» **Task statement**: Every record below should be printed exactly as it appears.

» **Data excerpts**:
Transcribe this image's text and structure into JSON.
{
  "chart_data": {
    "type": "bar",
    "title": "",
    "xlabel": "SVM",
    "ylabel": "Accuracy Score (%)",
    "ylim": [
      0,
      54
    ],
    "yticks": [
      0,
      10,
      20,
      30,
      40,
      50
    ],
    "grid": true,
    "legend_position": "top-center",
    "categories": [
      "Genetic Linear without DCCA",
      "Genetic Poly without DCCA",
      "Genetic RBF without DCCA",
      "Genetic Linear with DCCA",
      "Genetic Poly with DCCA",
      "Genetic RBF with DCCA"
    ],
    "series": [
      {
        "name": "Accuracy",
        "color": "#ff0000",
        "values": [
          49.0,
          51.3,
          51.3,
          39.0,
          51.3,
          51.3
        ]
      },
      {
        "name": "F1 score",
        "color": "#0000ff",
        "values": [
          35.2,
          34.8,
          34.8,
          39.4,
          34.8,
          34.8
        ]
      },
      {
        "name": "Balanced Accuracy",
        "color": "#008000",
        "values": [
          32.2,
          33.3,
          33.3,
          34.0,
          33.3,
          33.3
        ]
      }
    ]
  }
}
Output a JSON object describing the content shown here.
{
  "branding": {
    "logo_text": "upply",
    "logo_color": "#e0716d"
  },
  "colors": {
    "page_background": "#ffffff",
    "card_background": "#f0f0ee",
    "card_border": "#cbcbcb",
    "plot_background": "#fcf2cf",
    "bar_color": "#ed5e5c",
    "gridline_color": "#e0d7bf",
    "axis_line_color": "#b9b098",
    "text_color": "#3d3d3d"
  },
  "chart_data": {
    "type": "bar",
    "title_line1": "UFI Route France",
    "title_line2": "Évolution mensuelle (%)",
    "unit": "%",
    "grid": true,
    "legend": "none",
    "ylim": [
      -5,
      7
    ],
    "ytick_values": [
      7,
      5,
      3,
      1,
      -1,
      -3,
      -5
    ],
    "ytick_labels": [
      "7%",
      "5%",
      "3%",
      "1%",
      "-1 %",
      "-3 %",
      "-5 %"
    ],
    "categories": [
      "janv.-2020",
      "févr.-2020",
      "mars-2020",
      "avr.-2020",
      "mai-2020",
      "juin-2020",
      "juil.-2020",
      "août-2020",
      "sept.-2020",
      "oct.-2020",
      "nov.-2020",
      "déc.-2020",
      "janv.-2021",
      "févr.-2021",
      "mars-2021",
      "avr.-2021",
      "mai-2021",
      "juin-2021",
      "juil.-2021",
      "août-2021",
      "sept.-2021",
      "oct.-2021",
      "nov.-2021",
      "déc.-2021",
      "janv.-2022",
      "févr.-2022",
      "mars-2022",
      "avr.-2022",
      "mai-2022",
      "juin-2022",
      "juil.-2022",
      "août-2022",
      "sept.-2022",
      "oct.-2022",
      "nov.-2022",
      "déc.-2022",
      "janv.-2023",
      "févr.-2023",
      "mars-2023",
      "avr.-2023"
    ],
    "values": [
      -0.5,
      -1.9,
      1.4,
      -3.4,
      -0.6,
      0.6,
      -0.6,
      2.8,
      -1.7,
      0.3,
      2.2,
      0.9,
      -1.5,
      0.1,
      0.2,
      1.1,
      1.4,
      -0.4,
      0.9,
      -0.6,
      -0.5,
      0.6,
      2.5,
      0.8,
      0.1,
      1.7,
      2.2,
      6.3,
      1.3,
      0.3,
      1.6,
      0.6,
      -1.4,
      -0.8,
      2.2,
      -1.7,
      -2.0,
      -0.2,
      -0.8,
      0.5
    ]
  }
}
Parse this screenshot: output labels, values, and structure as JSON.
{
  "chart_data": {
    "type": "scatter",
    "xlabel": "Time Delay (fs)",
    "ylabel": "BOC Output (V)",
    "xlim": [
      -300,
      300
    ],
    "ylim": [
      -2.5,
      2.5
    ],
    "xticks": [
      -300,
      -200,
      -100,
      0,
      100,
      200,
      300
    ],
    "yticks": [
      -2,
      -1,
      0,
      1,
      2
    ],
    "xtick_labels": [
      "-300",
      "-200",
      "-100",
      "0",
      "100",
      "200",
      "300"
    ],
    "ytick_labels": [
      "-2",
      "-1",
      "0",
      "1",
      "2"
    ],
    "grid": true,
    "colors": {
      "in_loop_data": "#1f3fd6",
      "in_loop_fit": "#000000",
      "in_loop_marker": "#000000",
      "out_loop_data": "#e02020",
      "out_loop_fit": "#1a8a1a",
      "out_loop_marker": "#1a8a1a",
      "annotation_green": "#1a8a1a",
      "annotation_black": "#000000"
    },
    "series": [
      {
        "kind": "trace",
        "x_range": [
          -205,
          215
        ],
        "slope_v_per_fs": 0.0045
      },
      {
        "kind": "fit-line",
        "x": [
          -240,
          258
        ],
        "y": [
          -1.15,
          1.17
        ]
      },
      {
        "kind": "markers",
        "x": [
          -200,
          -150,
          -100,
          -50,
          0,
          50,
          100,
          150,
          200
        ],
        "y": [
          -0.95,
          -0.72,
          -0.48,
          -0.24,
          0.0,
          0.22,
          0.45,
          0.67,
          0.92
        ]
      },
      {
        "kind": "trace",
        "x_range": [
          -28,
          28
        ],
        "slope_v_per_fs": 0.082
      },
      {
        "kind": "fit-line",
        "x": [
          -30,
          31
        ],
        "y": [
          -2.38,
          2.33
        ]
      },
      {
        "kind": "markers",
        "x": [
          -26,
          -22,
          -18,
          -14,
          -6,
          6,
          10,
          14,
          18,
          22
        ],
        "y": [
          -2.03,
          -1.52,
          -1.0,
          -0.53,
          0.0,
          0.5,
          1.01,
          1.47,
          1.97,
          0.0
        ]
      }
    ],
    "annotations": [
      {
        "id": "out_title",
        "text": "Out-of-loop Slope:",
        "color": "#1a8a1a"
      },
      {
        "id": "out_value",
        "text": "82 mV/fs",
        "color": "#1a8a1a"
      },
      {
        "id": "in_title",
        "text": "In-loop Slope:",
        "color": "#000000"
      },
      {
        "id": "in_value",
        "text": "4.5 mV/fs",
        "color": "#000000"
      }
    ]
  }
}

» **Reply**:
Transcribe this image's text and structure into JSON.
{
  "chart_data": {
    "type": "bar",
    "title": "",
    "xlabel": "SVM",
    "ylabel": "Accuracy Score (%)",
    "ylim": [
      0,
      54
    ],
    "yticks": [
      0,
      10,
      20,
      30,
      40,
      50
    ],
    "grid": true,
    "legend_position": "top-center",
    "categories": [
      "Genetic Linear without DCCA",
      "Genetic Poly without DCCA",
      "Genetic RBF without DCCA",
      "Genetic Linear with DCCA",
      "Genetic Poly with DCCA",
      "Genetic RBF with DCCA"
    ],
    "series": [
      {
        "name": "Accuracy",
        "color": "#ff0000",
        "values": [
          49.0,
          51.3,
          51.3,
          39.0,
          51.3,
          51.3
        ]
      },
      {
        "name": "F1 score",
        "color": "#0000ff",
        "values": [
          35.2,
          34.8,
          34.8,
          39.4,
          34.8,
          34.8
        ]
      },
      {
        "name": "Balanced Accuracy",
        "color": "#008000",
        "values": [
          32.2,
          33.3,
          33.3,
          34.0,
          33.3,
          33.3
        ]
      }
    ]
  }
}
Output a JSON object describing the content shown here.
{
  "branding": {
    "logo_text": "upply",
    "logo_color": "#e0716d"
  },
  "colors": {
    "page_background": "#ffffff",
    "card_background": "#f0f0ee",
    "card_border": "#cbcbcb",
    "plot_background": "#fcf2cf",
    "bar_color": "#ed5e5c",
    "gridline_color": "#e0d7bf",
    "axis_line_color": "#b9b098",
    "text_color": "#3d3d3d"
  },
  "chart_data": {
    "type": "bar",
    "title_line1": "UFI Route France",
    "title_line2": "Évolution mensuelle (%)",
    "unit": "%",
    "grid": true,
    "legend": "none",
    "ylim": [
      -5,
      7
    ],
    "ytick_values": [
      7,
      5,
      3,
      1,
      -1,
      -3,
      -5
    ],
    "ytick_labels": [
      "7%",
      "5%",
      "3%",
      "1%",
      "-1 %",
      "-3 %",
      "-5 %"
    ],
    "categories": [
      "janv.-2020",
      "févr.-2020",
      "mars-2020",
      "avr.-2020",
      "mai-2020",
      "juin-2020",
      "juil.-2020",
      "août-2020",
      "sept.-2020",
      "oct.-2020",
      "nov.-2020",
      "déc.-2020",
      "janv.-2021",
      "févr.-2021",
      "mars-2021",
      "avr.-2021",
      "mai-2021",
      "juin-2021",
      "juil.-2021",
      "août-2021",
      "sept.-2021",
      "oct.-2021",
      "nov.-2021",
      "déc.-2021",
      "janv.-2022",
      "févr.-2022",
      "mars-2022",
      "avr.-2022",
      "mai-2022",
      "juin-2022",
      "juil.-2022",
      "août-2022",
      "sept.-2022",
      "oct.-2022",
      "nov.-2022",
      "déc.-2022",
      "janv.-2023",
      "févr.-2023",
      "mars-2023",
      "avr.-2023"
    ],
    "values": [
      -0.5,
      -1.9,
      1.4,
      -3.4,
      -0.6,
      0.6,
      -0.6,
      2.8,
      -1.7,
      0.3,
      2.2,
      0.9,
      -1.5,
      0.1,
      0.2,
      1.1,
      1.4,
      -0.4,
      0.9,
      -0.6,
      -0.5,
      0.6,
      2.5,
      0.8,
      0.1,
      1.7,
      2.2,
      6.3,
      1.3,
      0.3,
      1.6,
      0.6,
      -1.4,
      -0.8,
      2.2,
      -1.7,
      -2.0,
      -0.2,
      -0.8,
      0.5
    ]
  }
}
Parse this screenshot: output labels, values, and structure as JSON.
{
  "chart_data": {
    "type": "scatter",
    "xlabel": "Time Delay (fs)",
    "ylabel": "BOC Output (V)",
    "xlim": [
      -300,
      300
    ],
    "ylim": [
      -2.5,
      2.5
    ],
    "xticks": [
      -300,
      -200,
      -100,
      0,
      100,
      200,
      300
    ],
    "yticks": [
      -2,
      -1,
      0,
      1,
      2
    ],
    "xtick_labels": [
      "-300",
      "-200",
      "-100",
      "0",
      "100",
      "200",
      "300"
    ],
    "ytick_labels": [
      "-2",
      "-1",
      "0",
      "1",
      "2"
    ],
    "grid": true,
    "colors": {
      "in_loop_data": "#1f3fd6",
      "in_loop_fit": "#000000",
      "in_loop_marker": "#000000",
      "out_loop_data": "#e02020",
      "out_loop_fit": "#1a8a1a",
      "out_loop_marker": "#1a8a1a",
      "annotation_green": "#1a8a1a",
      "annotation_black": "#000000"
    },
    "series": [
      {
        "kind": "trace",
        "x_range": [
          -205,
          215
        ],
        "slope_v_per_fs": 0.0045
      },
      {
        "kind": "fit-line",
        "x": [
          -240,
          258
        ],
        "y": [
          -1.15,
          1.17
        ]
      },
      {
        "kind": "markers",
        "x": [
          -200,
          -150,
          -100,
          -50,
          0,
          50,
          100,
          150,
          200
        ],
        "y": [
          -0.95,
          -0.72,
          -0.48,
          -0.24,
          0.0,
          0.22,
          0.45,
          0.67,
          0.92
        ]
      },
      {
        "kind": "trace",
        "x_range": [
          -28,
          28
        ],
        "slope_v_per_fs": 0.082
      },
      {
        "kind": "fit-line",
        "x": [
          -30,
          31
        ],
        "y": [
          -2.38,
          2.33
        ]
      },
      {
        "kind": "markers",
        "x": [
          -26,
          -22,
          -18,
          -14,
          -6,
          6,
          10,
          14,
          18,
          22
        ],
        "y": [
          -2.03,
          -1.52,
          -1.0,
          -0.53,
          0.0,
          0.5,
          1.01,
          1.47,
          1.97,
          0.0
        ]
      }
    ],
    "annotations": [
      {
        "id": "out_title",
        "text": "Out-of-loop Slope:",
        "color": "#1a8a1a"
      },
      {
        "id": "out_value",
        "text": "82 mV/fs",
        "color": "#1a8a1a"
      },
      {
        "id": "in_title",
        "text": "In-loop Slope:",
        "color": "#000000"
      },
      {
        "id": "in_value",
        "text": "4.5 mV/fs",
        "color": "#000000"
      }
    ]
  }
}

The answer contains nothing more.